Items from a dataset
= Beginning of Section =

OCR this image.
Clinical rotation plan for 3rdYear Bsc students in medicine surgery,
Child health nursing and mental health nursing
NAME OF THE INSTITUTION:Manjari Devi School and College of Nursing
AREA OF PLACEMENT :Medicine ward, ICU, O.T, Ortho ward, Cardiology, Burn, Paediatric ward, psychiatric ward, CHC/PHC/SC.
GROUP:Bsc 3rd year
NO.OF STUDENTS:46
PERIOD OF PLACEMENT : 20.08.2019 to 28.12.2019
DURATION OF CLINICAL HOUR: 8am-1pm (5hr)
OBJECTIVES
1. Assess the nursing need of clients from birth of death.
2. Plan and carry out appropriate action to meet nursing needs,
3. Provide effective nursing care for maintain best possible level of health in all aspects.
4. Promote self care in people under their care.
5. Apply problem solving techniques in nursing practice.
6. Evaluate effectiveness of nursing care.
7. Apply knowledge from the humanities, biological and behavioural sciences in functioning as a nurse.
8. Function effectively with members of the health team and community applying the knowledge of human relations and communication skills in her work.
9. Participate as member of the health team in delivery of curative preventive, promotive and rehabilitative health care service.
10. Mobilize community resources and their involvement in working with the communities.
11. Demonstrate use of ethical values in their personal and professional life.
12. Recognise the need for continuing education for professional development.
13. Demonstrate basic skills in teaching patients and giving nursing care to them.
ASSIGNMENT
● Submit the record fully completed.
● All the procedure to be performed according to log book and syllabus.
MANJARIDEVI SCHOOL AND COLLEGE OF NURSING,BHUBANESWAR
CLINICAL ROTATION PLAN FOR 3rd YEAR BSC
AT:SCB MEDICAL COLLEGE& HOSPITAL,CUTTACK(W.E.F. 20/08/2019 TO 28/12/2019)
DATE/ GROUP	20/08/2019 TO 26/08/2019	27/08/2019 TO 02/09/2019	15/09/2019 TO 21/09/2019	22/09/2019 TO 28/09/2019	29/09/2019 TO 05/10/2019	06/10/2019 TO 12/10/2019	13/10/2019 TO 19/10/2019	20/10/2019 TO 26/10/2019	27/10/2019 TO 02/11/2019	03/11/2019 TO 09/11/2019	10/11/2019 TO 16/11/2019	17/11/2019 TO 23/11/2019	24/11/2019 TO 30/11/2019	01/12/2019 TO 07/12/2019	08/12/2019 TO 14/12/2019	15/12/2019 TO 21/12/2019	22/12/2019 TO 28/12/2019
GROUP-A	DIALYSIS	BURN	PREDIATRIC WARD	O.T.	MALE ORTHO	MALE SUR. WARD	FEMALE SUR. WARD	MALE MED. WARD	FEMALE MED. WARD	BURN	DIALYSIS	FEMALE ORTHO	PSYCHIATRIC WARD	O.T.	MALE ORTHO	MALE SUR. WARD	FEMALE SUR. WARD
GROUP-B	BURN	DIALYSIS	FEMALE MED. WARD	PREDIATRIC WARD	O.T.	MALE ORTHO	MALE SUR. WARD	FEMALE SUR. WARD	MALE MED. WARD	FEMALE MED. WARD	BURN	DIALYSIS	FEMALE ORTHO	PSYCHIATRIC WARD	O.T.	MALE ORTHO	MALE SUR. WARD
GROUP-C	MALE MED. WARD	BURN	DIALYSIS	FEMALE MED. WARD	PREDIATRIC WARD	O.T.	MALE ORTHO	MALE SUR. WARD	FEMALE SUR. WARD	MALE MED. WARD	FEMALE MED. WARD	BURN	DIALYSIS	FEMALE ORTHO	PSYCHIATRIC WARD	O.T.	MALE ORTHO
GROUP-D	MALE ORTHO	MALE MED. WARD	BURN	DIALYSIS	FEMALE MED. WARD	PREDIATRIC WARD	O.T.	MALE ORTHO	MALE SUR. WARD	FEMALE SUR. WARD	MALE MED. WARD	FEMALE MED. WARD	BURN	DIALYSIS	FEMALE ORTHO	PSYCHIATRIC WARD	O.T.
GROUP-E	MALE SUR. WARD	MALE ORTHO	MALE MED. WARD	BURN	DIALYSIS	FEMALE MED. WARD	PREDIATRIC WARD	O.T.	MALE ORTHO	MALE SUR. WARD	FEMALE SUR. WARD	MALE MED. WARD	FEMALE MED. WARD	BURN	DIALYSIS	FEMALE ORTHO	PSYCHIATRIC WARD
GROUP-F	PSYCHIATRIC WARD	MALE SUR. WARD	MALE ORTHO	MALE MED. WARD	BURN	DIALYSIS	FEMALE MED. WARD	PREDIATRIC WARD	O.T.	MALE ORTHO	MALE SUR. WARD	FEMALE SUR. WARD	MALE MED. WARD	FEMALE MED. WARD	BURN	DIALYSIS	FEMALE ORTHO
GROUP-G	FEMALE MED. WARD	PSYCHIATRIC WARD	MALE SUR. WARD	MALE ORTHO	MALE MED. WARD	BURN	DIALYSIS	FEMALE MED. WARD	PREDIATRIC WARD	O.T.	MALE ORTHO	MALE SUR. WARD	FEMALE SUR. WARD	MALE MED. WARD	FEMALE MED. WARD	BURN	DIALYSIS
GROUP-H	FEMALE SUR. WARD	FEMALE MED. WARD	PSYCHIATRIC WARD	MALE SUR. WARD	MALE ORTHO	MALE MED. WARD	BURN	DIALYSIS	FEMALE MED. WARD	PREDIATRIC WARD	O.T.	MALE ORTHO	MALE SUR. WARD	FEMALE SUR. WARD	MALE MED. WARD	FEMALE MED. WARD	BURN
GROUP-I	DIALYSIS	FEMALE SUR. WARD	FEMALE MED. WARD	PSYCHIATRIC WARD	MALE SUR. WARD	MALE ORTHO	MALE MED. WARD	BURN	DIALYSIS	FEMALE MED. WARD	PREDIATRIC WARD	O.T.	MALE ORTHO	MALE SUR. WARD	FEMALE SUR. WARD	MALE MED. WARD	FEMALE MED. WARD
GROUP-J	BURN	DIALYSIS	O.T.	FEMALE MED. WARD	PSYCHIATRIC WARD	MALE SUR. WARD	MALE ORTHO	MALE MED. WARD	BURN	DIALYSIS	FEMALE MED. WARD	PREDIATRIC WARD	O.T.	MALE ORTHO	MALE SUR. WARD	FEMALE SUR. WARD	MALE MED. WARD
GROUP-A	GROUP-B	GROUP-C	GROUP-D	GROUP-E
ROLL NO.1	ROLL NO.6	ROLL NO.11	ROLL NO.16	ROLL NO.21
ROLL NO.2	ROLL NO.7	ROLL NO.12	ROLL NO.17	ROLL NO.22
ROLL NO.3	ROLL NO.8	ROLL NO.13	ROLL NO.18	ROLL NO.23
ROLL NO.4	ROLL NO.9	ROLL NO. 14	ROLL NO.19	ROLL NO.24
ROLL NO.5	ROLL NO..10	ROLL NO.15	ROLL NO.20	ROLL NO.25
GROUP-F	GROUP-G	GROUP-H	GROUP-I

= End of Section =

## What the task asks
Copy out each line of the records where the word "their" appears.

## Task response
4. Promote self care in people under their care.
10. Mobilize community resources and their involvement in working with the communities.
11. Demonstrate use of ethical values in their personal and professional life.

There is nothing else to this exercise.